Given exercise:
Please count the lines below that contain the word "ylabel", and reply with that number alone.

Records for processing:
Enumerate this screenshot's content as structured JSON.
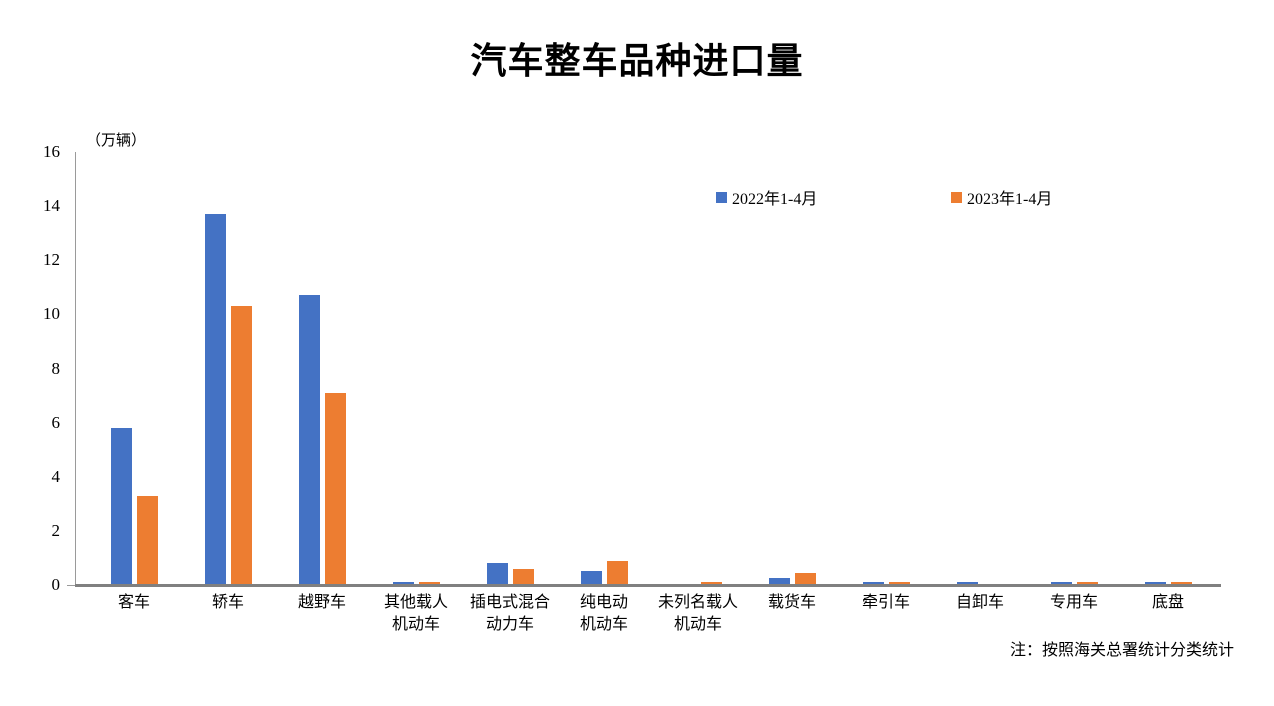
{
  "chart": {
    "title": "汽车整车品种进口量",
    "unit_label": "（万辆）",
    "note": "注：按照海关总署统计分类统计"
  },
  "colors": {
    "series_2022": "#4472C4",
    "series_2023": "#ED7D31",
    "axis": "#808080"
  },
  "chart_data": {
    "type": "bar",
    "title": "汽车整车品种进口量",
    "ylabel": "（万辆）",
    "xlabel": "",
    "ylim": [
      0,
      16
    ],
    "yticks": [
      0,
      2,
      4,
      6,
      8,
      10,
      12,
      14,
      16
    ],
    "grid": false,
    "legend_position": "top-inside",
    "categories": [
      "客车",
      "轿车",
      "越野车",
      "其他载人\n机动车",
      "插电式混合\n动力车",
      "纯电动\n机动车",
      "未列名载人\n机动车",
      "载货车",
      "牵引车",
      "自卸车",
      "专用车",
      "底盘"
    ],
    "series": [
      {
        "name": "2022年1-4月",
        "color": "#4472C4",
        "values": [
          5.8,
          13.7,
          10.7,
          0.1,
          0.8,
          0.5,
          0,
          0.25,
          0.1,
          0.1,
          0.1,
          0.1
        ]
      },
      {
        "name": "2023年1-4月",
        "color": "#ED7D31",
        "values": [
          3.3,
          10.3,
          7.1,
          0.1,
          0.6,
          0.9,
          0.1,
          0.45,
          0.1,
          0,
          0.1,
          0.1
        ]
      }
    ],
    "footnote": "注：按照海关总署统计分类统计"
  }
}
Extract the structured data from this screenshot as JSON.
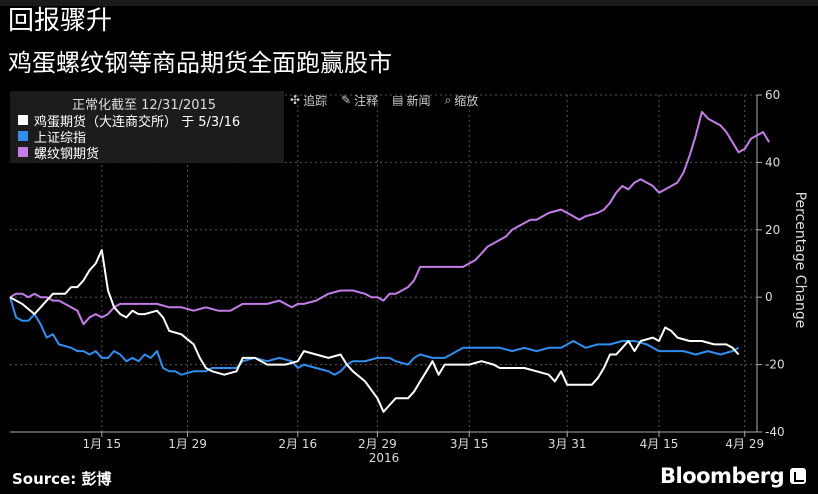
{
  "title": "回报骤升",
  "subtitle": "鸡蛋螺纹钢等商品期货全面跑赢股市",
  "legend": {
    "note": "正常化截至 12/31/2015",
    "items": [
      {
        "label": "鸡蛋期货（大连商交所） 于 5/3/16",
        "color": "#ffffff"
      },
      {
        "label": "上证综指",
        "color": "#2f8ef0"
      },
      {
        "label": "螺纹钢期货",
        "color": "#c47de8"
      }
    ]
  },
  "tools": [
    {
      "icon": "crosshair-icon",
      "label": "追踪"
    },
    {
      "icon": "pencil-icon",
      "label": "注释"
    },
    {
      "icon": "news-icon",
      "label": "新闻"
    },
    {
      "icon": "zoom-icon",
      "label": "缩放"
    }
  ],
  "source": "Source: 彭博",
  "brand": "Bloomberg",
  "chart_data": {
    "type": "line",
    "ylabel": "Percentage Change",
    "ylim": [
      -40,
      60
    ],
    "yticks": [
      -40,
      -20,
      0,
      20,
      40,
      60
    ],
    "xlim": [
      0,
      122
    ],
    "xticks": [
      {
        "day": 15,
        "label": "1月 15"
      },
      {
        "day": 29,
        "label": "1月 29"
      },
      {
        "day": 47,
        "label": "2月 16"
      },
      {
        "day": 60,
        "label": "2月 29"
      },
      {
        "day": 75,
        "label": "3月 15"
      },
      {
        "day": 91,
        "label": "3月 31"
      },
      {
        "day": 106,
        "label": "4月 15"
      },
      {
        "day": 120,
        "label": "4月 29"
      }
    ],
    "xyear": "2016",
    "series": [
      {
        "name": "鸡蛋期货（大连商交所） 于 5/3/16",
        "color": "#ffffff",
        "points": [
          [
            0,
            0
          ],
          [
            2,
            -2
          ],
          [
            4,
            -5
          ],
          [
            6,
            -1
          ],
          [
            7,
            1
          ],
          [
            9,
            1
          ],
          [
            10,
            3
          ],
          [
            11,
            3
          ],
          [
            12,
            5
          ],
          [
            13,
            8
          ],
          [
            14,
            10
          ],
          [
            15,
            14
          ],
          [
            16,
            2
          ],
          [
            17,
            -3
          ],
          [
            18,
            -5
          ],
          [
            19,
            -6
          ],
          [
            20,
            -4
          ],
          [
            21,
            -5
          ],
          [
            22,
            -5
          ],
          [
            24,
            -4
          ],
          [
            25,
            -6
          ],
          [
            26,
            -10
          ],
          [
            28,
            -11
          ],
          [
            30,
            -14
          ],
          [
            31,
            -18
          ],
          [
            32,
            -21
          ],
          [
            33,
            -22
          ],
          [
            35,
            -23
          ],
          [
            37,
            -22
          ],
          [
            38,
            -18
          ],
          [
            40,
            -18
          ],
          [
            42,
            -20
          ],
          [
            45,
            -20
          ],
          [
            47,
            -19
          ],
          [
            48,
            -16
          ],
          [
            50,
            -17
          ],
          [
            52,
            -18
          ],
          [
            54,
            -17
          ],
          [
            55,
            -20
          ],
          [
            56,
            -22
          ],
          [
            58,
            -25
          ],
          [
            60,
            -30
          ],
          [
            61,
            -34
          ],
          [
            62,
            -32
          ],
          [
            63,
            -30
          ],
          [
            65,
            -30
          ],
          [
            66,
            -28
          ],
          [
            67,
            -25
          ],
          [
            68,
            -22
          ],
          [
            69,
            -19
          ],
          [
            70,
            -23
          ],
          [
            71,
            -20
          ],
          [
            73,
            -20
          ],
          [
            75,
            -20
          ],
          [
            77,
            -19
          ],
          [
            79,
            -20
          ],
          [
            80,
            -21
          ],
          [
            82,
            -21
          ],
          [
            84,
            -21
          ],
          [
            86,
            -22
          ],
          [
            88,
            -23
          ],
          [
            89,
            -25
          ],
          [
            90,
            -22
          ],
          [
            91,
            -26
          ],
          [
            93,
            -26
          ],
          [
            95,
            -26
          ],
          [
            96,
            -24
          ],
          [
            97,
            -21
          ],
          [
            98,
            -17
          ],
          [
            99,
            -17
          ],
          [
            100,
            -15
          ],
          [
            101,
            -13
          ],
          [
            102,
            -16
          ],
          [
            103,
            -13
          ],
          [
            105,
            -12
          ],
          [
            106,
            -13
          ],
          [
            107,
            -9
          ],
          [
            108,
            -10
          ],
          [
            109,
            -12
          ],
          [
            111,
            -13
          ],
          [
            113,
            -13
          ],
          [
            115,
            -14
          ],
          [
            117,
            -14
          ],
          [
            118,
            -15
          ],
          [
            119,
            -17
          ]
        ]
      },
      {
        "name": "上证综指",
        "color": "#2f8ef0",
        "points": [
          [
            0,
            0
          ],
          [
            1,
            -6
          ],
          [
            2,
            -7
          ],
          [
            3,
            -7
          ],
          [
            4,
            -5
          ],
          [
            5,
            -8
          ],
          [
            6,
            -12
          ],
          [
            7,
            -11
          ],
          [
            8,
            -14
          ],
          [
            10,
            -15
          ],
          [
            11,
            -16
          ],
          [
            12,
            -16
          ],
          [
            13,
            -17
          ],
          [
            14,
            -16
          ],
          [
            15,
            -18
          ],
          [
            16,
            -18
          ],
          [
            17,
            -16
          ],
          [
            18,
            -17
          ],
          [
            19,
            -19
          ],
          [
            20,
            -18
          ],
          [
            21,
            -19
          ],
          [
            22,
            -17
          ],
          [
            23,
            -18
          ],
          [
            24,
            -16
          ],
          [
            25,
            -21
          ],
          [
            26,
            -22
          ],
          [
            27,
            -22
          ],
          [
            28,
            -23
          ],
          [
            30,
            -22
          ],
          [
            32,
            -22
          ],
          [
            33,
            -21
          ],
          [
            35,
            -21
          ],
          [
            37,
            -21
          ],
          [
            38,
            -19
          ],
          [
            40,
            -18
          ],
          [
            42,
            -19
          ],
          [
            44,
            -18
          ],
          [
            46,
            -19
          ],
          [
            47,
            -21
          ],
          [
            48,
            -20
          ],
          [
            50,
            -21
          ],
          [
            52,
            -22
          ],
          [
            53,
            -23
          ],
          [
            54,
            -22
          ],
          [
            55,
            -20
          ],
          [
            56,
            -19
          ],
          [
            58,
            -19
          ],
          [
            60,
            -18
          ],
          [
            62,
            -18
          ],
          [
            63,
            -19
          ],
          [
            65,
            -20
          ],
          [
            66,
            -18
          ],
          [
            67,
            -17
          ],
          [
            69,
            -18
          ],
          [
            71,
            -18
          ],
          [
            72,
            -17
          ],
          [
            73,
            -16
          ],
          [
            74,
            -15
          ],
          [
            76,
            -15
          ],
          [
            78,
            -15
          ],
          [
            80,
            -15
          ],
          [
            82,
            -16
          ],
          [
            84,
            -15
          ],
          [
            86,
            -16
          ],
          [
            88,
            -15
          ],
          [
            90,
            -15
          ],
          [
            91,
            -14
          ],
          [
            92,
            -13
          ],
          [
            93,
            -14
          ],
          [
            94,
            -15
          ],
          [
            96,
            -14
          ],
          [
            98,
            -14
          ],
          [
            100,
            -13
          ],
          [
            102,
            -13
          ],
          [
            104,
            -14
          ],
          [
            106,
            -16
          ],
          [
            108,
            -16
          ],
          [
            110,
            -16
          ],
          [
            112,
            -17
          ],
          [
            114,
            -16
          ],
          [
            116,
            -17
          ],
          [
            118,
            -16
          ],
          [
            119,
            -15
          ]
        ]
      },
      {
        "name": "螺纹钢期货",
        "color": "#c47de8",
        "points": [
          [
            0,
            0
          ],
          [
            1,
            1
          ],
          [
            2,
            1
          ],
          [
            3,
            0
          ],
          [
            4,
            1
          ],
          [
            5,
            0
          ],
          [
            6,
            0
          ],
          [
            7,
            -1
          ],
          [
            8,
            -1
          ],
          [
            10,
            -3
          ],
          [
            11,
            -4
          ],
          [
            12,
            -8
          ],
          [
            13,
            -6
          ],
          [
            14,
            -5
          ],
          [
            15,
            -6
          ],
          [
            16,
            -5
          ],
          [
            17,
            -3
          ],
          [
            18,
            -2
          ],
          [
            20,
            -2
          ],
          [
            22,
            -2
          ],
          [
            24,
            -2
          ],
          [
            26,
            -3
          ],
          [
            28,
            -3
          ],
          [
            30,
            -4
          ],
          [
            32,
            -3
          ],
          [
            34,
            -4
          ],
          [
            36,
            -4
          ],
          [
            38,
            -2
          ],
          [
            40,
            -2
          ],
          [
            42,
            -2
          ],
          [
            44,
            -1
          ],
          [
            46,
            -3
          ],
          [
            47,
            -2
          ],
          [
            48,
            -2
          ],
          [
            50,
            -1
          ],
          [
            52,
            1
          ],
          [
            54,
            2
          ],
          [
            56,
            2
          ],
          [
            58,
            1
          ],
          [
            59,
            0
          ],
          [
            60,
            0
          ],
          [
            61,
            -1
          ],
          [
            62,
            1
          ],
          [
            63,
            1
          ],
          [
            64,
            2
          ],
          [
            65,
            3
          ],
          [
            66,
            5
          ],
          [
            67,
            9
          ],
          [
            68,
            9
          ],
          [
            70,
            9
          ],
          [
            72,
            9
          ],
          [
            74,
            9
          ],
          [
            75,
            10
          ],
          [
            76,
            11
          ],
          [
            77,
            13
          ],
          [
            78,
            15
          ],
          [
            79,
            16
          ],
          [
            80,
            17
          ],
          [
            81,
            18
          ],
          [
            82,
            20
          ],
          [
            83,
            21
          ],
          [
            84,
            22
          ],
          [
            85,
            23
          ],
          [
            86,
            23
          ],
          [
            88,
            25
          ],
          [
            90,
            26
          ],
          [
            91,
            25
          ],
          [
            92,
            24
          ],
          [
            93,
            23
          ],
          [
            94,
            24
          ],
          [
            96,
            25
          ],
          [
            97,
            26
          ],
          [
            98,
            28
          ],
          [
            99,
            31
          ],
          [
            100,
            33
          ],
          [
            101,
            32
          ],
          [
            102,
            34
          ],
          [
            103,
            35
          ],
          [
            104,
            34
          ],
          [
            105,
            33
          ],
          [
            106,
            31
          ],
          [
            107,
            32
          ],
          [
            108,
            33
          ],
          [
            109,
            34
          ],
          [
            110,
            37
          ],
          [
            111,
            42
          ],
          [
            112,
            48
          ],
          [
            113,
            55
          ],
          [
            114,
            53
          ],
          [
            115,
            52
          ],
          [
            116,
            51
          ],
          [
            117,
            49
          ],
          [
            118,
            46
          ],
          [
            119,
            43
          ],
          [
            120,
            44
          ],
          [
            121,
            47
          ],
          [
            122,
            48
          ],
          [
            123,
            49
          ],
          [
            124,
            46
          ]
        ]
      }
    ]
  }
}
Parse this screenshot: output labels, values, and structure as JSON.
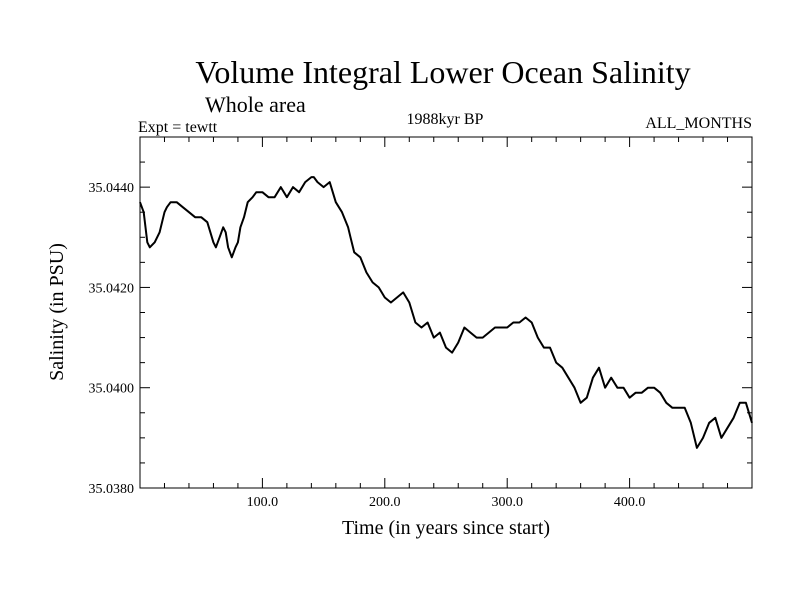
{
  "chart_data": {
    "type": "line",
    "title": "Volume Integral Lower Ocean Salinity",
    "subtitle": "Whole area",
    "experiment": "Expt = tewtt",
    "period": "1988kyr BP",
    "months": "ALL_MONTHS",
    "xlabel": "Time (in years since start)",
    "ylabel": "Salinity (in PSU)",
    "xlim": [
      0,
      500
    ],
    "ylim": [
      35.038,
      35.045
    ],
    "x_ticks": [
      {
        "value": 100,
        "label": "100.0"
      },
      {
        "value": 200,
        "label": "200.0"
      },
      {
        "value": 300,
        "label": "300.0"
      },
      {
        "value": 400,
        "label": "400.0"
      }
    ],
    "y_ticks": [
      {
        "value": 35.038,
        "label": "35.0380"
      },
      {
        "value": 35.04,
        "label": "35.0400"
      },
      {
        "value": 35.042,
        "label": "35.0420"
      },
      {
        "value": 35.044,
        "label": "35.0440"
      }
    ],
    "grid": false,
    "series": [
      {
        "name": "Salinity",
        "x": [
          0,
          3,
          6,
          8,
          12,
          16,
          20,
          22,
          25,
          30,
          35,
          40,
          45,
          50,
          55,
          60,
          62,
          65,
          68,
          70,
          72,
          75,
          78,
          80,
          82,
          85,
          88,
          92,
          95,
          100,
          105,
          110,
          115,
          120,
          125,
          130,
          135,
          140,
          142,
          145,
          150,
          155,
          160,
          165,
          170,
          172,
          175,
          180,
          185,
          190,
          195,
          200,
          205,
          210,
          215,
          220,
          225,
          230,
          235,
          240,
          245,
          250,
          255,
          260,
          265,
          270,
          275,
          280,
          285,
          290,
          295,
          300,
          305,
          310,
          315,
          320,
          325,
          330,
          335,
          340,
          345,
          350,
          355,
          360,
          365,
          370,
          375,
          380,
          385,
          390,
          395,
          400,
          405,
          410,
          415,
          420,
          425,
          430,
          435,
          440,
          445,
          450,
          455,
          460,
          465,
          470,
          475,
          480,
          485,
          490,
          495,
          500
        ],
        "y": [
          35.0437,
          35.0435,
          35.0429,
          35.0428,
          35.0429,
          35.0431,
          35.0435,
          35.0436,
          35.0437,
          35.0437,
          35.0436,
          35.0435,
          35.0434,
          35.0434,
          35.0433,
          35.0429,
          35.0428,
          35.043,
          35.0432,
          35.0431,
          35.0428,
          35.0426,
          35.0428,
          35.0429,
          35.0432,
          35.0434,
          35.0437,
          35.0438,
          35.0439,
          35.0439,
          35.0438,
          35.0438,
          35.044,
          35.0438,
          35.044,
          35.0439,
          35.0441,
          35.0442,
          35.0442,
          35.0441,
          35.044,
          35.0441,
          35.0437,
          35.0435,
          35.0432,
          35.043,
          35.0427,
          35.0426,
          35.0423,
          35.0421,
          35.042,
          35.0418,
          35.0417,
          35.0418,
          35.0419,
          35.0417,
          35.0413,
          35.0412,
          35.0413,
          35.041,
          35.0411,
          35.0408,
          35.0407,
          35.0409,
          35.0412,
          35.0411,
          35.041,
          35.041,
          35.0411,
          35.0412,
          35.0412,
          35.0412,
          35.0413,
          35.0413,
          35.0414,
          35.0413,
          35.041,
          35.0408,
          35.0408,
          35.0405,
          35.0404,
          35.0402,
          35.04,
          35.0397,
          35.0398,
          35.0402,
          35.0404,
          35.04,
          35.0402,
          35.04,
          35.04,
          35.0398,
          35.0399,
          35.0399,
          35.04,
          35.04,
          35.0399,
          35.0397,
          35.0396,
          35.0396,
          35.0396,
          35.0393,
          35.0388,
          35.039,
          35.0393,
          35.0394,
          35.039,
          35.0392,
          35.0394,
          35.0397,
          35.0397,
          35.0393
        ]
      }
    ]
  }
}
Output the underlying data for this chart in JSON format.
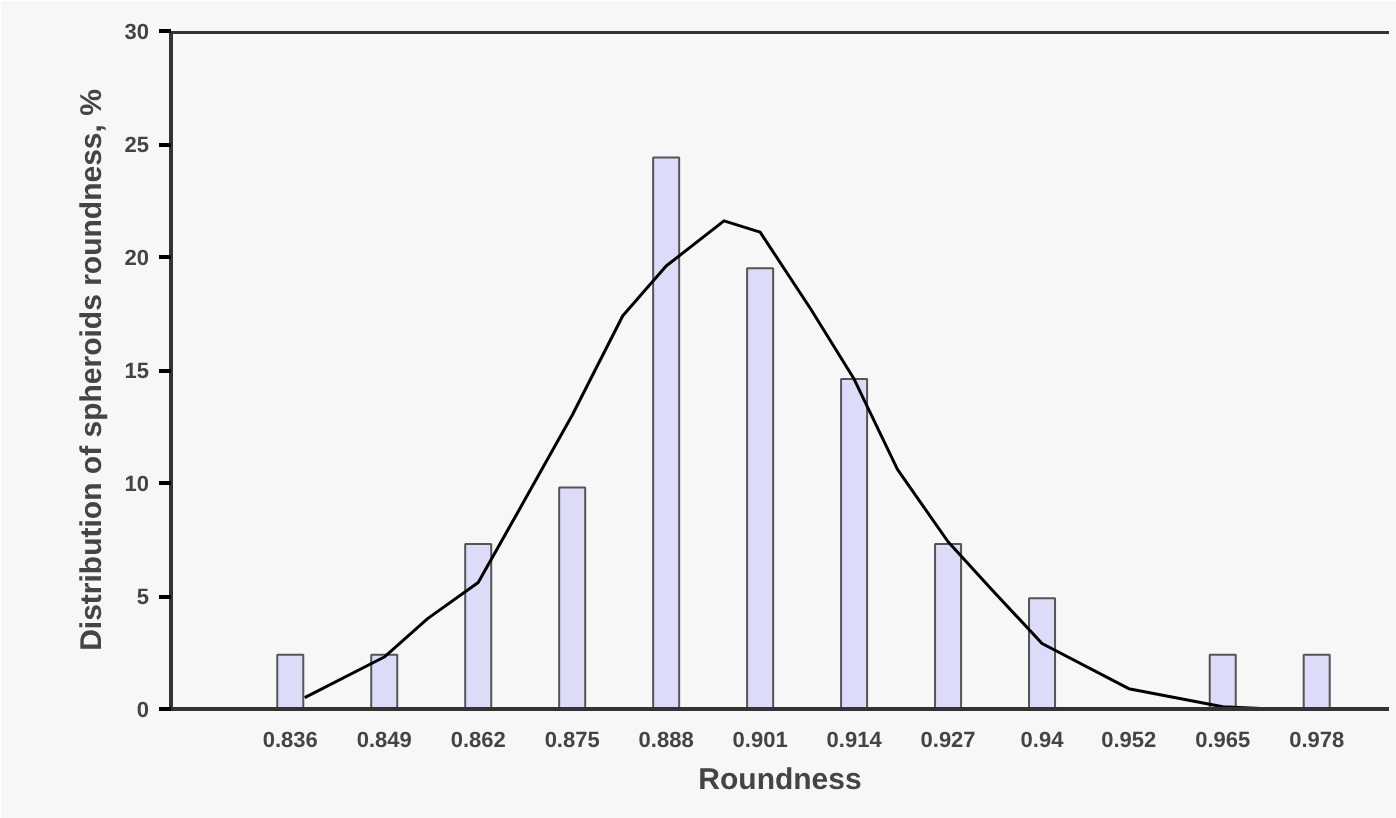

Solution to this exercise:
3